→ WHAT YOU WILL DO: Set down each record below precisely, skipping the pictures.

→ SUPPLIED ENTRIES:

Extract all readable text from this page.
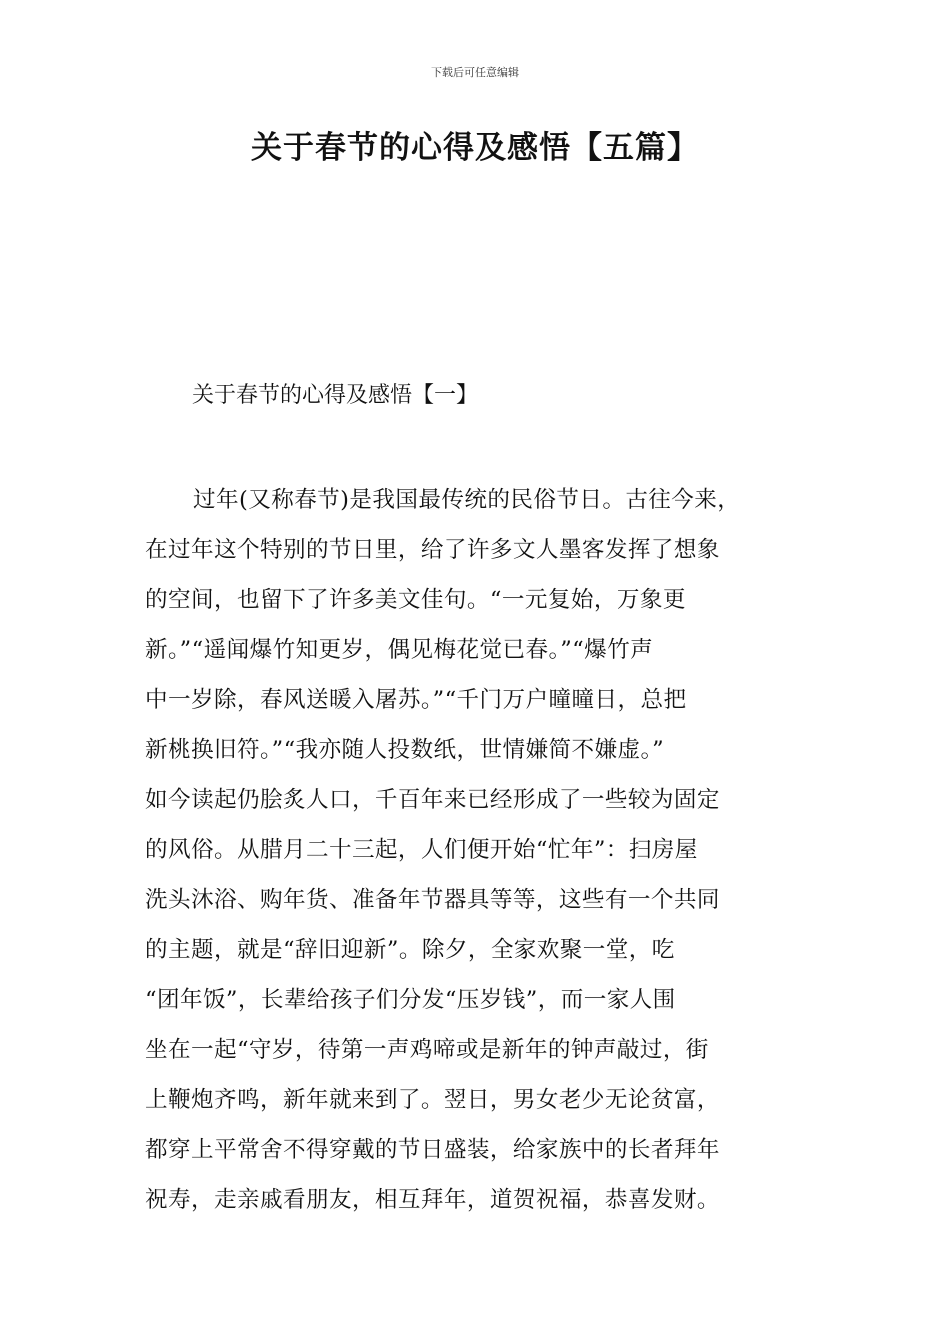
下载后可任意编辑
关于春节的心得及感悟【五篇】
关于春节的心得及感悟【一】
过年(又称春节)是我国最传统的民俗节日。古往今来，
在过年这个特别的节日里，给了许多文人墨客发挥了想象
的空间，也留下了许多美文佳句。“一元复始，万象更
新。”“遥闻爆竹知更岁，偶见梅花觉已春。”“爆竹声
中一岁除，春风送暖入屠苏。”“千门万户曈曈日，总把
新桃换旧符。”“我亦随人投数纸，世情嫌简不嫌虚。”
如今读起仍脍炙人口，千百年来已经形成了一些较为固定
的风俗。从腊月二十三起，人们便开始“忙年”：扫房屋
洗头沐浴、购年货、准备年节器具等等，这些有一个共同
的主题，就是“辞旧迎新”。除夕，全家欢聚一堂，吃
“团年饭”，长辈给孩子们分发“压岁钱”，而一家人围
坐在一起“守岁，待第一声鸡啼或是新年的钟声敲过，街
上鞭炮齐鸣，新年就来到了。翌日，男女老少无论贫富，
都穿上平常舍不得穿戴的节日盛装，给家族中的长者拜年
祝寿，走亲戚看朋友，相互拜年，道贺祝福，恭喜发财。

→ CORRECT RESULT:
Extract all readable text from this page.
下载后可任意编辑
关于春节的心得及感悟【五篇】
关于春节的心得及感悟【一】
过年(又称春节)是我国最传统的民俗节日。古往今来，
在过年这个特别的节日里，给了许多文人墨客发挥了想象
的空间，也留下了许多美文佳句。“一元复始，万象更
新。”“遥闻爆竹知更岁，偶见梅花觉已春。”“爆竹声
中一岁除，春风送暖入屠苏。”“千门万户曈曈日，总把
新桃换旧符。”“我亦随人投数纸，世情嫌简不嫌虚。”
如今读起仍脍炙人口，千百年来已经形成了一些较为固定
的风俗。从腊月二十三起，人们便开始“忙年”：扫房屋
洗头沐浴、购年货、准备年节器具等等，这些有一个共同
的主题，就是“辞旧迎新”。除夕，全家欢聚一堂，吃
“团年饭”，长辈给孩子们分发“压岁钱”，而一家人围
坐在一起“守岁，待第一声鸡啼或是新年的钟声敲过，街
上鞭炮齐鸣，新年就来到了。翌日，男女老少无论贫富，
都穿上平常舍不得穿戴的节日盛装，给家族中的长者拜年
祝寿，走亲戚看朋友，相互拜年，道贺祝福，恭喜发财。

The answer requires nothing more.